WHAT TO PRODUCE:
Every entry needs to be printed exactly, please.

RECORD SET:

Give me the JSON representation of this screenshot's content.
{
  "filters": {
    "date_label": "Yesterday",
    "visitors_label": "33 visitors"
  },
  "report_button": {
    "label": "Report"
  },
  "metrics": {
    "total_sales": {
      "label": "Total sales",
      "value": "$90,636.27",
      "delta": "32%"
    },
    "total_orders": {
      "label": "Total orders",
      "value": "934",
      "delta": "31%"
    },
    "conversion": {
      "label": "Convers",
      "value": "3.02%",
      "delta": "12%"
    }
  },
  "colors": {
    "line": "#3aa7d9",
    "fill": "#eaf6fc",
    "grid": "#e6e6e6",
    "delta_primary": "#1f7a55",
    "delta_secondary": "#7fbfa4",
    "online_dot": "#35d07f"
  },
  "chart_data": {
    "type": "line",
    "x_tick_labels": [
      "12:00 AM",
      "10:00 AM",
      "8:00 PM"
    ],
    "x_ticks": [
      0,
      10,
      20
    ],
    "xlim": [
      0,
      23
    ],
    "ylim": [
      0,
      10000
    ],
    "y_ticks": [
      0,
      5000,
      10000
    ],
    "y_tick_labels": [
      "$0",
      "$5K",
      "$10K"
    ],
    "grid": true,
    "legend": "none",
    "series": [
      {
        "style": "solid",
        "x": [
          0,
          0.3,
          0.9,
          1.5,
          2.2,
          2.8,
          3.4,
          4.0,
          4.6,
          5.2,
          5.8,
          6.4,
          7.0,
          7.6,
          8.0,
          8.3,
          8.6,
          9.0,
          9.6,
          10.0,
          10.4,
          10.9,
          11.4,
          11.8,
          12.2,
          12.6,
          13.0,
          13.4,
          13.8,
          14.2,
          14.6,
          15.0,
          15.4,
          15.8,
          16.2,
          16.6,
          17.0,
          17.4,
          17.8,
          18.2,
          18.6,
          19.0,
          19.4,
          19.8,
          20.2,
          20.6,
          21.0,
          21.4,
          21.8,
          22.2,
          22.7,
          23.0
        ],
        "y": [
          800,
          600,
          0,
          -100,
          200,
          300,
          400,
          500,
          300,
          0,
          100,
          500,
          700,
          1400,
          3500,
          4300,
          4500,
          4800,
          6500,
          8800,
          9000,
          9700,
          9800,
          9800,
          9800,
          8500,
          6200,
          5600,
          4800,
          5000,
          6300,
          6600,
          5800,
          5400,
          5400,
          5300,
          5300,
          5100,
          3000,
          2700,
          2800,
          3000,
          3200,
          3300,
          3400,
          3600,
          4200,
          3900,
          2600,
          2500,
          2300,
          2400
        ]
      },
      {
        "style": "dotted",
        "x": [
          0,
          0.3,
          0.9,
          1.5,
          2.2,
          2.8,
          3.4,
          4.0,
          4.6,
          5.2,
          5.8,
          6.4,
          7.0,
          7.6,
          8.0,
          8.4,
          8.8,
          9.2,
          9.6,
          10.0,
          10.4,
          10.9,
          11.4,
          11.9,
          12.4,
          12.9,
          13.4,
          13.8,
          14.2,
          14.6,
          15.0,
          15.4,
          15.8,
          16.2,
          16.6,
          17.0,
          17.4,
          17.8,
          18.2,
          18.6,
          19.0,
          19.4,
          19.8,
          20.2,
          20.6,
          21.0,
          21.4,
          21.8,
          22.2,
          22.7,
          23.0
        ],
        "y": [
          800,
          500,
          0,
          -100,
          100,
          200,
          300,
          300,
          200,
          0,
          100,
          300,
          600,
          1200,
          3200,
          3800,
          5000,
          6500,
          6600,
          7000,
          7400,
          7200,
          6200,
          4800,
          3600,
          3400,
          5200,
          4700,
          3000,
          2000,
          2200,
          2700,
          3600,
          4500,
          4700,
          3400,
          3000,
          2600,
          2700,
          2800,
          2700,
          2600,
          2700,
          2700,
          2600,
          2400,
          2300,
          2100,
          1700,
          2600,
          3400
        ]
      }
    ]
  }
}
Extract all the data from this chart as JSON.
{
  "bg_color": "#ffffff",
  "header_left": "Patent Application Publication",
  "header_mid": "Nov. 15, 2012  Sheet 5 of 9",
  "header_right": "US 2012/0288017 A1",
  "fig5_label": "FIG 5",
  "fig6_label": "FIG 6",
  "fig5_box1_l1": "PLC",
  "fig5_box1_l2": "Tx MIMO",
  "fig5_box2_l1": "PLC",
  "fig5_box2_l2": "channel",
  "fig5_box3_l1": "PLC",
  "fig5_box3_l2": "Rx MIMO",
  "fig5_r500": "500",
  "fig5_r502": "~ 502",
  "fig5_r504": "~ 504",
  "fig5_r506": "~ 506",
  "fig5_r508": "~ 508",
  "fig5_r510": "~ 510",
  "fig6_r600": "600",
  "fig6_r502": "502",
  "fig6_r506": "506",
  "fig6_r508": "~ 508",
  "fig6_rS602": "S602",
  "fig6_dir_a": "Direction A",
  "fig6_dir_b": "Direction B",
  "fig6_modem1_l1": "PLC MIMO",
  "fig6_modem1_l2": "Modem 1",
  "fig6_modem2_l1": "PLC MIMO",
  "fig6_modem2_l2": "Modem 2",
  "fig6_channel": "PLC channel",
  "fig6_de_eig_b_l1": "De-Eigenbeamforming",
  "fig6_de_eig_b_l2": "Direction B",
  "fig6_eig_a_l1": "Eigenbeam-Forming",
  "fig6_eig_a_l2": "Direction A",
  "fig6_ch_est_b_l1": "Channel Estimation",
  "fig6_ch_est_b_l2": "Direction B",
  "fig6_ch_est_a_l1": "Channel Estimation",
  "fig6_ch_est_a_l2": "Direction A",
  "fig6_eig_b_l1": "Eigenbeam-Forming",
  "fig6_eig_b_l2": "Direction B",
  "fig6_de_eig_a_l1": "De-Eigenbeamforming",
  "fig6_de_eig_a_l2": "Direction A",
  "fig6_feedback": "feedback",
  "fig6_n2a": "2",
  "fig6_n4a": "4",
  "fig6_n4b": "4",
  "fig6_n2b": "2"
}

RESPONSE TO THIS TASK:
Give me the JSON representation of this screenshot's content.
{
  "filters": {
    "date_label": "Yesterday",
    "visitors_label": "33 visitors"
  },
  "report_button": {
    "label": "Report"
  },
  "metrics": {
    "total_sales": {
      "label": "Total sales",
      "value": "$90,636.27",
      "delta": "32%"
    },
    "total_orders": {
      "label": "Total orders",
      "value": "934",
      "delta": "31%"
    },
    "conversion": {
      "label": "Convers",
      "value": "3.02%",
      "delta": "12%"
    }
  },
  "colors": {
    "line": "#3aa7d9",
    "fill": "#eaf6fc",
    "grid": "#e6e6e6",
    "delta_primary": "#1f7a55",
    "delta_secondary": "#7fbfa4",
    "online_dot": "#35d07f"
  },
  "chart_data": {
    "type": "line",
    "x_tick_labels": [
      "12:00 AM",
      "10:00 AM",
      "8:00 PM"
    ],
    "x_ticks": [
      0,
      10,
      20
    ],
    "xlim": [
      0,
      23
    ],
    "ylim": [
      0,
      10000
    ],
    "y_ticks": [
      0,
      5000,
      10000
    ],
    "y_tick_labels": [
      "$0",
      "$5K",
      "$10K"
    ],
    "grid": true,
    "legend": "none",
    "series": [
      {
        "style": "solid",
        "x": [
          0,
          0.3,
          0.9,
          1.5,
          2.2,
          2.8,
          3.4,
          4.0,
          4.6,
          5.2,
          5.8,
          6.4,
          7.0,
          7.6,
          8.0,
          8.3,
          8.6,
          9.0,
          9.6,
          10.0,
          10.4,
          10.9,
          11.4,
          11.8,
          12.2,
          12.6,
          13.0,
          13.4,
          13.8,
          14.2,
          14.6,
          15.0,
          15.4,
          15.8,
          16.2,
          16.6,
          17.0,
          17.4,
          17.8,
          18.2,
          18.6,
          19.0,
          19.4,
          19.8,
          20.2,
          20.6,
          21.0,
          21.4,
          21.8,
          22.2,
          22.7,
          23.0
        ],
        "y": [
          800,
          600,
          0,
          -100,
          200,
          300,
          400,
          500,
          300,
          0,
          100,
          500,
          700,
          1400,
          3500,
          4300,
          4500,
          4800,
          6500,
          8800,
          9000,
          9700,
          9800,
          9800,
          9800,
          8500,
          6200,
          5600,
          4800,
          5000,
          6300,
          6600,
          5800,
          5400,
          5400,
          5300,
          5300,
          5100,
          3000,
          2700,
          2800,
          3000,
          3200,
          3300,
          3400,
          3600,
          4200,
          3900,
          2600,
          2500,
          2300,
          2400
        ]
      },
      {
        "style": "dotted",
        "x": [
          0,
          0.3,
          0.9,
          1.5,
          2.2,
          2.8,
          3.4,
          4.0,
          4.6,
          5.2,
          5.8,
          6.4,
          7.0,
          7.6,
          8.0,
          8.4,
          8.8,
          9.2,
          9.6,
          10.0,
          10.4,
          10.9,
          11.4,
          11.9,
          12.4,
          12.9,
          13.4,
          13.8,
          14.2,
          14.6,
          15.0,
          15.4,
          15.8,
          16.2,
          16.6,
          17.0,
          17.4,
          17.8,
          18.2,
          18.6,
          19.0,
          19.4,
          19.8,
          20.2,
          20.6,
          21.0,
          21.4,
          21.8,
          22.2,
          22.7,
          23.0
        ],
        "y": [
          800,
          500,
          0,
          -100,
          100,
          200,
          300,
          300,
          200,
          0,
          100,
          300,
          600,
          1200,
          3200,
          3800,
          5000,
          6500,
          6600,
          7000,
          7400,
          7200,
          6200,
          4800,
          3600,
          3400,
          5200,
          4700,
          3000,
          2000,
          2200,
          2700,
          3600,
          4500,
          4700,
          3400,
          3000,
          2600,
          2700,
          2800,
          2700,
          2600,
          2700,
          2700,
          2600,
          2400,
          2300,
          2100,
          1700,
          2600,
          3400
        ]
      }
    ]
  }
}
Extract all the data from this chart as JSON.
{
  "bg_color": "#ffffff",
  "header_left": "Patent Application Publication",
  "header_mid": "Nov. 15, 2012  Sheet 5 of 9",
  "header_right": "US 2012/0288017 A1",
  "fig5_label": "FIG 5",
  "fig6_label": "FIG 6",
  "fig5_box1_l1": "PLC",
  "fig5_box1_l2": "Tx MIMO",
  "fig5_box2_l1": "PLC",
  "fig5_box2_l2": "channel",
  "fig5_box3_l1": "PLC",
  "fig5_box3_l2": "Rx MIMO",
  "fig5_r500": "500",
  "fig5_r502": "~ 502",
  "fig5_r504": "~ 504",
  "fig5_r506": "~ 506",
  "fig5_r508": "~ 508",
  "fig5_r510": "~ 510",
  "fig6_r600": "600",
  "fig6_r502": "502",
  "fig6_r506": "506",
  "fig6_r508": "~ 508",
  "fig6_rS602": "S602",
  "fig6_dir_a": "Direction A",
  "fig6_dir_b": "Direction B",
  "fig6_modem1_l1": "PLC MIMO",
  "fig6_modem1_l2": "Modem 1",
  "fig6_modem2_l1": "PLC MIMO",
  "fig6_modem2_l2": "Modem 2",
  "fig6_channel": "PLC channel",
  "fig6_de_eig_b_l1": "De-Eigenbeamforming",
  "fig6_de_eig_b_l2": "Direction B",
  "fig6_eig_a_l1": "Eigenbeam-Forming",
  "fig6_eig_a_l2": "Direction A",
  "fig6_ch_est_b_l1": "Channel Estimation",
  "fig6_ch_est_b_l2": "Direction B",
  "fig6_ch_est_a_l1": "Channel Estimation",
  "fig6_ch_est_a_l2": "Direction A",
  "fig6_eig_b_l1": "Eigenbeam-Forming",
  "fig6_eig_b_l2": "Direction B",
  "fig6_de_eig_a_l1": "De-Eigenbeamforming",
  "fig6_de_eig_a_l2": "Direction A",
  "fig6_feedback": "feedback",
  "fig6_n2a": "2",
  "fig6_n4a": "4",
  "fig6_n4b": "4",
  "fig6_n2b": "2"
}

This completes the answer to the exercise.